## EXERCISE GOAL:
Copy every one of the following entries line for line, without changing any character.

— start of PROVIDED RECORDS —

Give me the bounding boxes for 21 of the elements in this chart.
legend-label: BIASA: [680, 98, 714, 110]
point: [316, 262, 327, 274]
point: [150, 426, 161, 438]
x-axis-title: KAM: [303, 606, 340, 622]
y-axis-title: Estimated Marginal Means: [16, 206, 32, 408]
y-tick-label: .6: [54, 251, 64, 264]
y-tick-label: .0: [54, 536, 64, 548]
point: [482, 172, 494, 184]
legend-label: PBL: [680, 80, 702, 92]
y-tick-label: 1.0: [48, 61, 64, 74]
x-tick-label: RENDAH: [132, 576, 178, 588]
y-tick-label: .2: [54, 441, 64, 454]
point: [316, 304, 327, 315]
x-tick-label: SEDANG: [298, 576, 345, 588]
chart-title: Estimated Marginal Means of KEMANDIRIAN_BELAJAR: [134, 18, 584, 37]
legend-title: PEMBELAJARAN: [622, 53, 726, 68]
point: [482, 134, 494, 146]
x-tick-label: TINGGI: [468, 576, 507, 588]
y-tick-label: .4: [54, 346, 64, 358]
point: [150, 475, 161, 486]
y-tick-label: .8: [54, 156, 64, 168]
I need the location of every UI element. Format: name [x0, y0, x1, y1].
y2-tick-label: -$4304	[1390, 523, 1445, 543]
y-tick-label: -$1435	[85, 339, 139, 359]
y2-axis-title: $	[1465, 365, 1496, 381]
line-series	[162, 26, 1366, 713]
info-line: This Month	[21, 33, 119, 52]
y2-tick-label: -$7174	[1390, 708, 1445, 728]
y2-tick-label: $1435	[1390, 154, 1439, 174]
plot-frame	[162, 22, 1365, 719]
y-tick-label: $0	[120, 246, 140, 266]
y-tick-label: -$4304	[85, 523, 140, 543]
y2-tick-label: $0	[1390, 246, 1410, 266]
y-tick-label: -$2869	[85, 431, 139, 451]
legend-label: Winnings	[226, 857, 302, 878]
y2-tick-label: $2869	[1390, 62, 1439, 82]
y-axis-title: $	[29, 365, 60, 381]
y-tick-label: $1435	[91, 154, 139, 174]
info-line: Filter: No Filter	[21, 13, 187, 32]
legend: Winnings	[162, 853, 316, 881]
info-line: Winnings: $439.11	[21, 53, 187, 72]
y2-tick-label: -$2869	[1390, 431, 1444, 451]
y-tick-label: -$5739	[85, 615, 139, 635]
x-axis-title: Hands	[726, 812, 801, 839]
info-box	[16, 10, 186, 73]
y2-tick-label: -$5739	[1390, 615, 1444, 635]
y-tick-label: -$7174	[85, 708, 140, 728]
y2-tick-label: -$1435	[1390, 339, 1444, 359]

— end of PROVIDED RECORDS —

## TASK RESULT:
Give me the bounding boxes for 21 of the elements in this chart.
legend-label: BIASA: [680, 98, 714, 110]
point: [316, 262, 327, 274]
point: [150, 426, 161, 438]
x-axis-title: KAM: [303, 606, 340, 622]
y-axis-title: Estimated Marginal Means: [16, 206, 32, 408]
y-tick-label: .6: [54, 251, 64, 264]
y-tick-label: .0: [54, 536, 64, 548]
point: [482, 172, 494, 184]
legend-label: PBL: [680, 80, 702, 92]
y-tick-label: 1.0: [48, 61, 64, 74]
x-tick-label: RENDAH: [132, 576, 178, 588]
y-tick-label: .2: [54, 441, 64, 454]
point: [316, 304, 327, 315]
x-tick-label: SEDANG: [298, 576, 345, 588]
chart-title: Estimated Marginal Means of KEMANDIRIAN_BELAJAR: [134, 18, 584, 37]
legend-title: PEMBELAJARAN: [622, 53, 726, 68]
point: [482, 134, 494, 146]
x-tick-label: TINGGI: [468, 576, 507, 588]
y-tick-label: .4: [54, 346, 64, 358]
point: [150, 475, 161, 486]
y-tick-label: .8: [54, 156, 64, 168]
I need the location of every UI element. Format: name [x0, y0, x1, y1].
y2-tick-label: -$4304	[1390, 523, 1445, 543]
y-tick-label: -$1435	[85, 339, 139, 359]
y2-axis-title: $	[1465, 365, 1496, 381]
line-series	[162, 26, 1366, 713]
info-line: This Month	[21, 33, 119, 52]
y2-tick-label: -$7174	[1390, 708, 1445, 728]
y2-tick-label: $1435	[1390, 154, 1439, 174]
plot-frame	[162, 22, 1365, 719]
y-tick-label: $0	[120, 246, 140, 266]
y-tick-label: -$4304	[85, 523, 140, 543]
y2-tick-label: $0	[1390, 246, 1410, 266]
y-tick-label: -$2869	[85, 431, 139, 451]
legend-label: Winnings	[226, 857, 302, 878]
y2-tick-label: $2869	[1390, 62, 1439, 82]
y-axis-title: $	[29, 365, 60, 381]
y-tick-label: $1435	[91, 154, 139, 174]
info-line: Filter: No Filter	[21, 13, 187, 32]
legend: Winnings	[162, 853, 316, 881]
info-line: Winnings: $439.11	[21, 53, 187, 72]
y2-tick-label: -$2869	[1390, 431, 1444, 451]
y-tick-label: -$5739	[85, 615, 139, 635]
x-axis-title: Hands	[726, 812, 801, 839]
info-box	[16, 10, 186, 73]
y2-tick-label: -$5739	[1390, 615, 1444, 635]
y-tick-label: -$7174	[85, 708, 140, 728]
y2-tick-label: -$1435	[1390, 339, 1444, 359]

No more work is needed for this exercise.